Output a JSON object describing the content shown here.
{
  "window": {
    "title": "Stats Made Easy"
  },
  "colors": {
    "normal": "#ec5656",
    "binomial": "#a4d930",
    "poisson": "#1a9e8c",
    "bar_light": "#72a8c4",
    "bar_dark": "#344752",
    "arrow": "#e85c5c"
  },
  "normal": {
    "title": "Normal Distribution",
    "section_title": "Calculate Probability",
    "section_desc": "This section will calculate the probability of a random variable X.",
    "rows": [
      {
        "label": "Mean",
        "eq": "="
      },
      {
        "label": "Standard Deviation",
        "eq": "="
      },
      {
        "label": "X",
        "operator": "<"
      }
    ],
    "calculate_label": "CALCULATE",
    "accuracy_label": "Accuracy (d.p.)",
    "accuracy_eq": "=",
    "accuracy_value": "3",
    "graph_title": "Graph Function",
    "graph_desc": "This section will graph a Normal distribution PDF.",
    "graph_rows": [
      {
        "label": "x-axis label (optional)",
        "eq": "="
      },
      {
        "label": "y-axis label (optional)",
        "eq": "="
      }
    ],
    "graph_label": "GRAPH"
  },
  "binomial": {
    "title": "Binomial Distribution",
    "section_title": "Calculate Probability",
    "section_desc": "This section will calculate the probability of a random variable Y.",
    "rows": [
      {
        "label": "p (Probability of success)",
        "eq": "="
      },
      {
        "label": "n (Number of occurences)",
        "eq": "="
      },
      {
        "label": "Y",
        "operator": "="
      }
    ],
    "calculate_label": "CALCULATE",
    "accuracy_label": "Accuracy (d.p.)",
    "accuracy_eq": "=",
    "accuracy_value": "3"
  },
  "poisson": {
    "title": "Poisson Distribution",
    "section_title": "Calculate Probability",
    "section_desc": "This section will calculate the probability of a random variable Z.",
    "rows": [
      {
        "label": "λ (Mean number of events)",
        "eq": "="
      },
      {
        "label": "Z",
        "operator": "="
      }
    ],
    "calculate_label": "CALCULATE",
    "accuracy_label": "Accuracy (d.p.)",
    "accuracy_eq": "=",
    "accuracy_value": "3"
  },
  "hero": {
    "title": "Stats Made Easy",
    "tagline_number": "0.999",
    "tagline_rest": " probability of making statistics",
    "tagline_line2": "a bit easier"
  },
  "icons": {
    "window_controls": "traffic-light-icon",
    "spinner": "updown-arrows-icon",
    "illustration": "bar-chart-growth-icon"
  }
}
—————
> GOAL
Please set down the whole listing above without altering a single line.

> TASK SOLUTION
Output a JSON object describing the content shown here.
{
  "window": {
    "title": "Stats Made Easy"
  },
  "colors": {
    "normal": "#ec5656",
    "binomial": "#a4d930",
    "poisson": "#1a9e8c",
    "bar_light": "#72a8c4",
    "bar_dark": "#344752",
    "arrow": "#e85c5c"
  },
  "normal": {
    "title": "Normal Distribution",
    "section_title": "Calculate Probability",
    "section_desc": "This section will calculate the probability of a random variable X.",
    "rows": [
      {
        "label": "Mean",
        "eq": "="
      },
      {
        "label": "Standard Deviation",
        "eq": "="
      },
      {
        "label": "X",
        "operator": "<"
      }
    ],
    "calculate_label": "CALCULATE",
    "accuracy_label": "Accuracy (d.p.)",
    "accuracy_eq": "=",
    "accuracy_value": "3",
    "graph_title": "Graph Function",
    "graph_desc": "This section will graph a Normal distribution PDF.",
    "graph_rows": [
      {
        "label": "x-axis label (optional)",
        "eq": "="
      },
      {
        "label": "y-axis label (optional)",
        "eq": "="
      }
    ],
    "graph_label": "GRAPH"
  },
  "binomial": {
    "title": "Binomial Distribution",
    "section_title": "Calculate Probability",
    "section_desc": "This section will calculate the probability of a random variable Y.",
    "rows": [
      {
        "label": "p (Probability of success)",
        "eq": "="
      },
      {
        "label": "n (Number of occurences)",
        "eq": "="
      },
      {
        "label": "Y",
        "operator": "="
      }
    ],
    "calculate_label": "CALCULATE",
    "accuracy_label": "Accuracy (d.p.)",
    "accuracy_eq": "=",
    "accuracy_value": "3"
  },
  "poisson": {
    "title": "Poisson Distribution",
    "section_title": "Calculate Probability",
    "section_desc": "This section will calculate the probability of a random variable Z.",
    "rows": [
      {
        "label": "λ (Mean number of events)",
        "eq": "="
      },
      {
        "label": "Z",
        "operator": "="
      }
    ],
    "calculate_label": "CALCULATE",
    "accuracy_label": "Accuracy (d.p.)",
    "accuracy_eq": "=",
    "accuracy_value": "3"
  },
  "hero": {
    "title": "Stats Made Easy",
    "tagline_number": "0.999",
    "tagline_rest": " probability of making statistics",
    "tagline_line2": "a bit easier"
  },
  "icons": {
    "window_controls": "traffic-light-icon",
    "spinner": "updown-arrows-icon",
    "illustration": "bar-chart-growth-icon"
  }
}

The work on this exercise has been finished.